- _TASK_
Extract every line where the string "стороны" appears.

** start RECORDS FOR THIS EXERCISE **

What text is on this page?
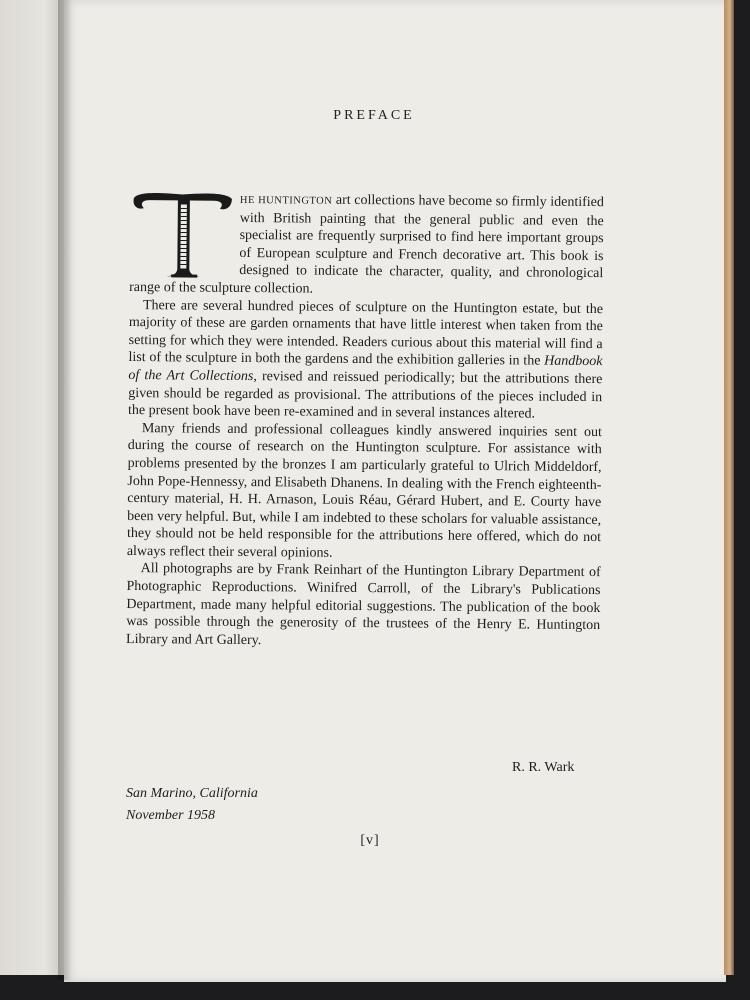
PREFACE

HE HUNTINGTON art collections have become so firmly identified with British painting that the general public and even the specialist are frequently surprised to find here important groups of European sculpture and French decorative art. This book is designed to indicate the character, quality, and chronological range of the sculpture collection.

There are several hundred pieces of sculpture on the Huntington estate, but the majority of these are garden ornaments that have little interest when taken from the setting for which they were intended. Readers curious about this material will find a list of the sculpture in both the gardens and the exhibition galleries in the Handbook of the Art Collections, revised and reissued periodically; but the attributions there given should be regarded as provisional. The attributions of the pieces included in the present book have been re-examined and in several instances altered.

Many friends and professional colleagues kindly answered inquiries sent out during the course of research on the Huntington sculpture. For assistance with problems presented by the bronzes I am particularly grateful to Ulrich Middeldorf, John Pope-Hennessy, and Elisabeth Dhanens. In dealing with the French eighteenth-century material, H. H. Arnason, Louis Réau, Gérard Hubert, and E. Courty have been very helpful. But, while I am indebted to these scholars for valuable assistance, they should not be held responsible for the attributions here offered, which do not always reflect their several opinions.

All photographs are by Frank Reinhart of the Huntington Library Department of Photographic Reproductions. Winifred Carroll, of the Library's Publications Department, made many helpful editorial suggestions. The publication of the book was possible through the generosity of the trustees of the Henry E. Huntington Library and Art Gallery.

R. R. Wark
San Marino, California
November 1958
[v]
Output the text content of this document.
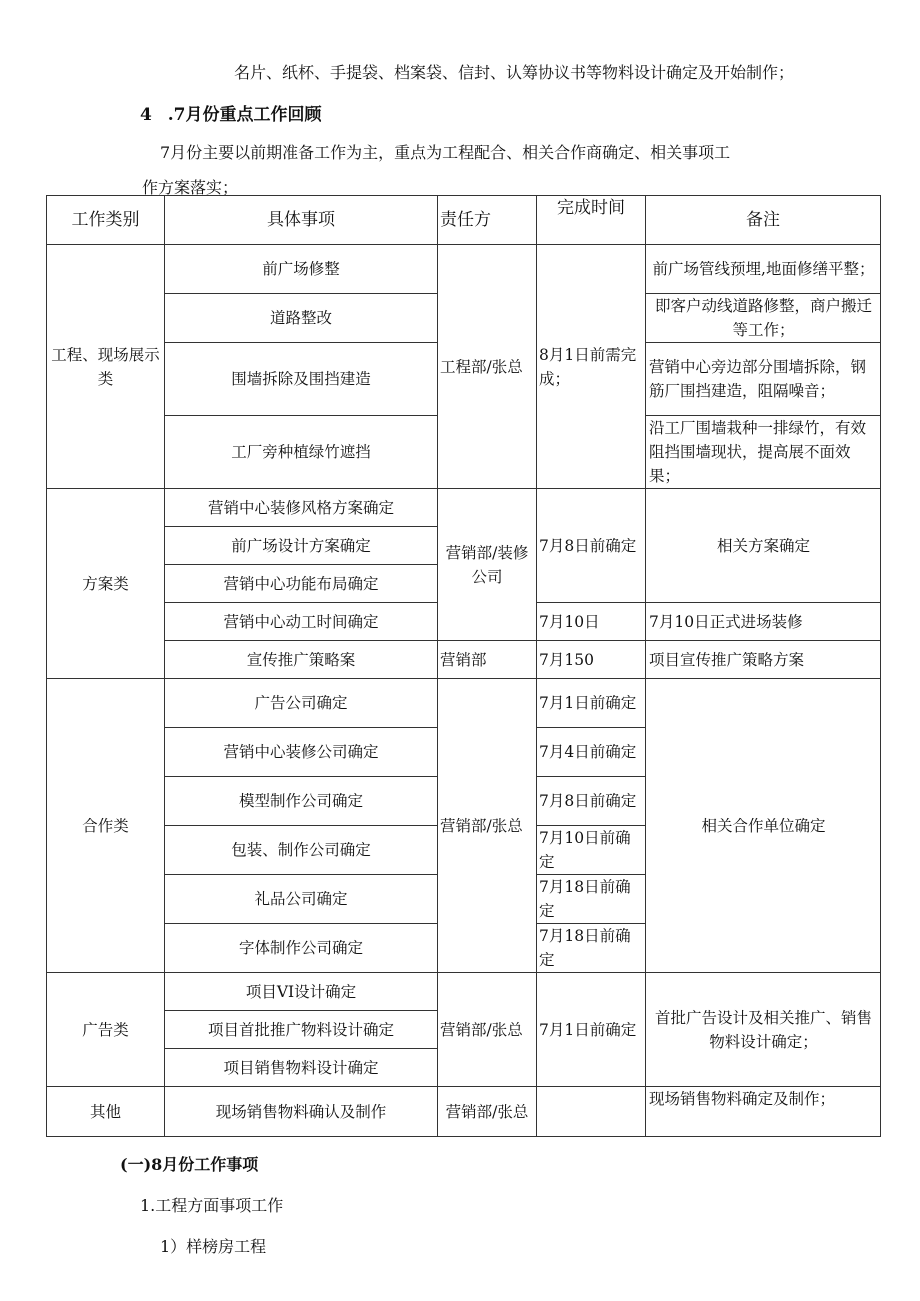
名片、纸杯、手提袋、档案袋、信封、认筹协议书等物料设计确定及开始制作；
4 .7月份重点工作回顾
7月份主要以前期准备工作为主，重点为工程配合、相关合作商确定、相关事项工
作方案落实；
工作类别	具体事项	责任方	完成时间	备注
工程、现场展示类	前广场修整	工程部/张总	8月1日前需完成；	前广场管线预埋,地面修缮平整；
	道路整改			即客户动线道路修整，商户搬迁等工作；
	围墙拆除及围挡建造			营销中心旁边部分围墙拆除，钢筋厂围挡建造，阻隔噪音；
	工厂旁种植绿竹遮挡			沿工厂围墙栽种一排绿竹，有效阻挡围墙现状，提高展不面效果；
方案类	营销中心装修风格方案确定	营销部/装修公司	7月8日前确定	相关方案确定
	前广场设计方案确定			
	营销中心功能布局确定			
	营销中心动工时间确定		7月10日	7月10日正式进场装修
	宣传推广策略案	营销部	7月150	项目宣传推广策略方案
合作类	广告公司确定	营销部/张总	7月1日前确定	相关合作单位确定
	营销中心装修公司确定		7月4日前确定	
	模型制作公司确定		7月8日前确定	
	包装、制作公司确定		7月10日前确定	
	礼品公司确定		7月18日前确定	
	字体制作公司确定		7月18日前确定	
广告类	项目VI设计确定	营销部/张总	7月1日前确定	首批广告设计及相关推广、销售物料设计确定；
	项目首批推广物料设计确定			
	项目销售物料设计确定			
其他	现场销售物料确认及制作	营销部/张总		现场销售物料确定及制作；
(一)8月份工作事项
1.工程方面事项工作
1）样榜房工程
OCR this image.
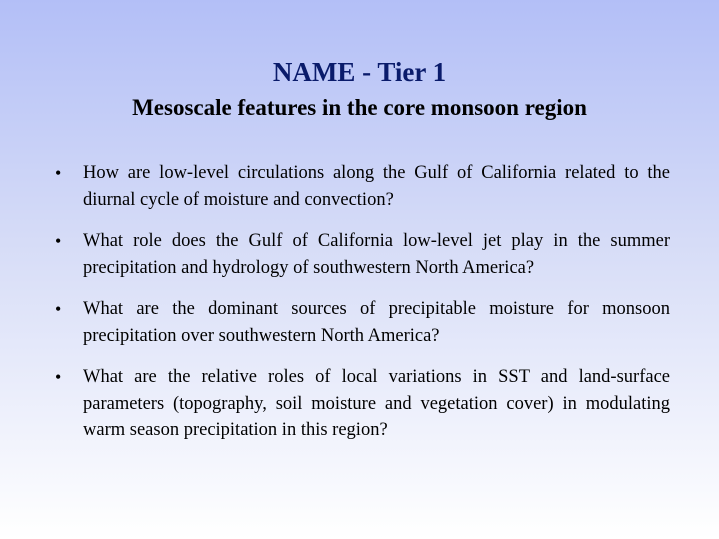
NAME - Tier 1
Mesoscale features in the core monsoon region
•	How are low-level circulations along the Gulf of California related to the diurnal cycle of moisture and convection?
•	What role does the Gulf of California low-level jet play in the summer precipitation and hydrology of southwestern North America?
•	What are the dominant sources of precipitable moisture for monsoon precipitation over southwestern North America?
•	What are the relative roles of local variations in SST and land-surface parameters (topography, soil moisture and vegetation cover) in modulating warm season precipitation in this region?
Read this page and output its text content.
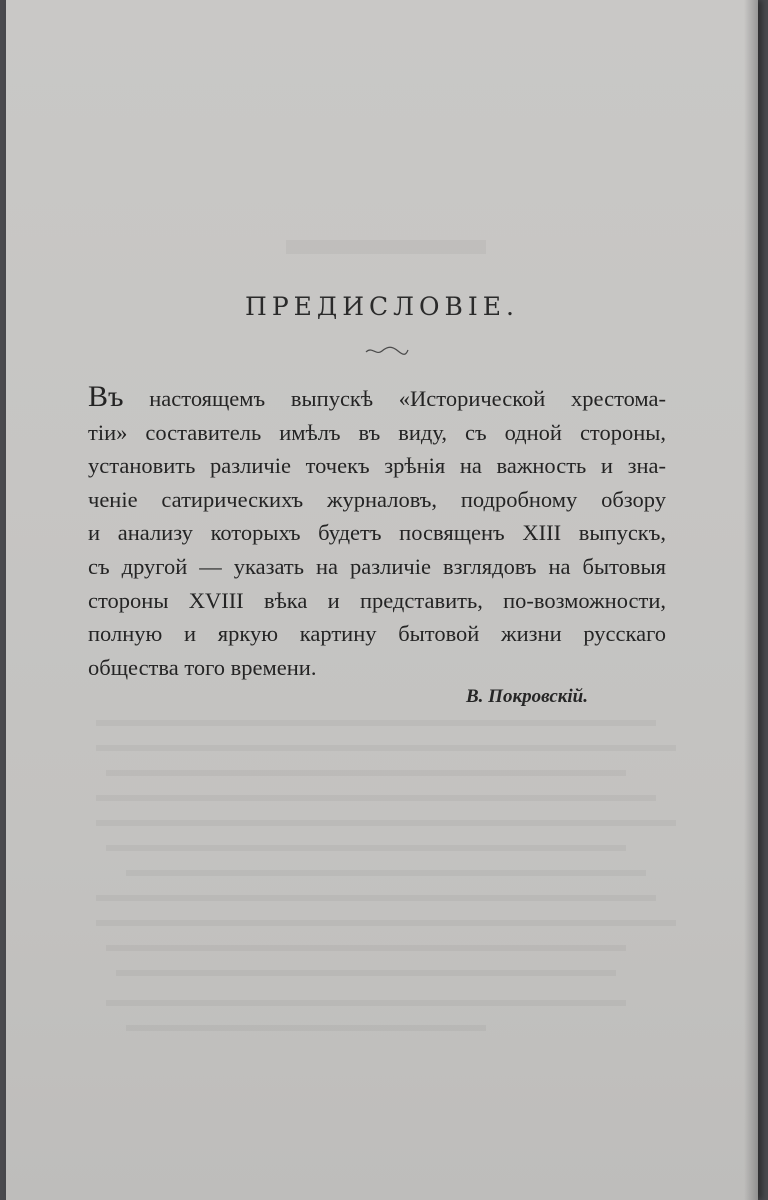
ПРЕДИСЛОВІЕ.
Въ настоящемъ выпускѣ «Исторической хрестома-
тіи» составитель имѣлъ въ виду, съ одной стороны,
установить различіе точекъ зрѣнія на важность и зна-
ченіе сатирическихъ журналовъ, подробному обзору
и анализу которыхъ будетъ посвященъ XIII выпускъ,
съ другой — указать на различіе взглядовъ на бытовыя
стороны XVIII вѣка и представить, по-возможности,
полную и яркую картину бытовой жизни русскаго
общества того времени.
В. Покровскій.
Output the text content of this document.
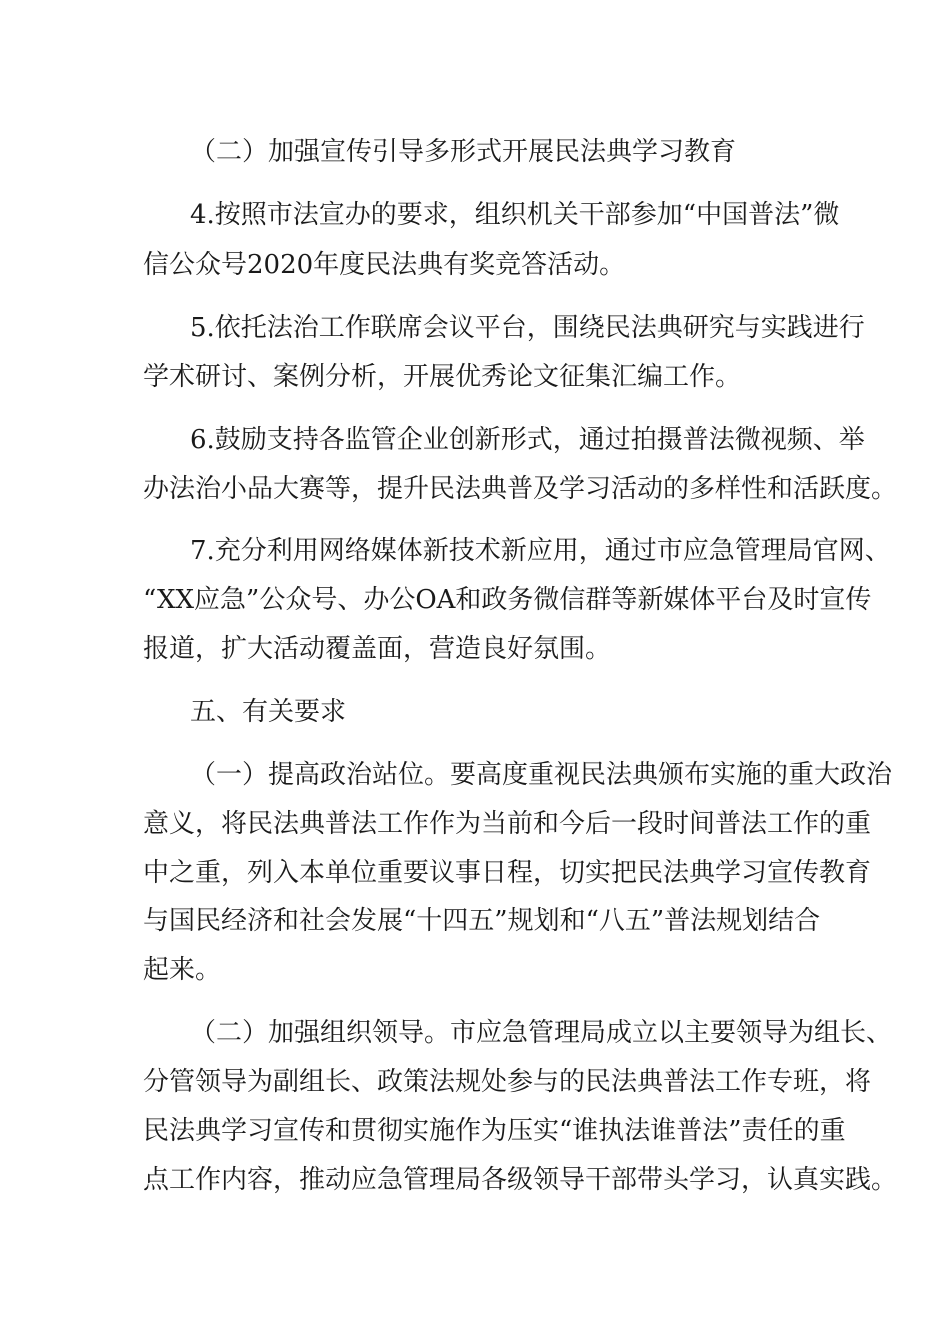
（二）加强宣传引导多形式开展民法典学习教育
4.按照市法宣办的要求，组织机关干部参加“中国普法”微
信公众号2020年度民法典有奖竞答活动。
5.依托法治工作联席会议平台，围绕民法典研究与实践进行
学术研讨、案例分析，开展优秀论文征集汇编工作。
6.鼓励支持各监管企业创新形式，通过拍摄普法微视频、举
办法治小品大赛等，提升民法典普及学习活动的多样性和活跃度。
7.充分利用网络媒体新技术新应用，通过市应急管理局官网、
“XX应急”公众号、办公OA和政务微信群等新媒体平台及时宣传
报道，扩大活动覆盖面，营造良好氛围。
五、有关要求
（一）提高政治站位。要高度重视民法典颁布实施的重大政治
意义，将民法典普法工作作为当前和今后一段时间普法工作的重
中之重，列入本单位重要议事日程，切实把民法典学习宣传教育
与国民经济和社会发展“十四五”规划和“八五”普法规划结合
起来。
（二）加强组织领导。市应急管理局成立以主要领导为组长、
分管领导为副组长、政策法规处参与的民法典普法工作专班，将
民法典学习宣传和贯彻实施作为压实“谁执法谁普法”责任的重
点工作内容，推动应急管理局各级领导干部带头学习，认真实践。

** end RECORDS FOR THIS EXERCISE **

- _RESULT OF THE EXERCISE_
тіи» составитель имѣлъ въ виду, съ одной стороны,
стороны XVIII вѣка и представить, по-возможности,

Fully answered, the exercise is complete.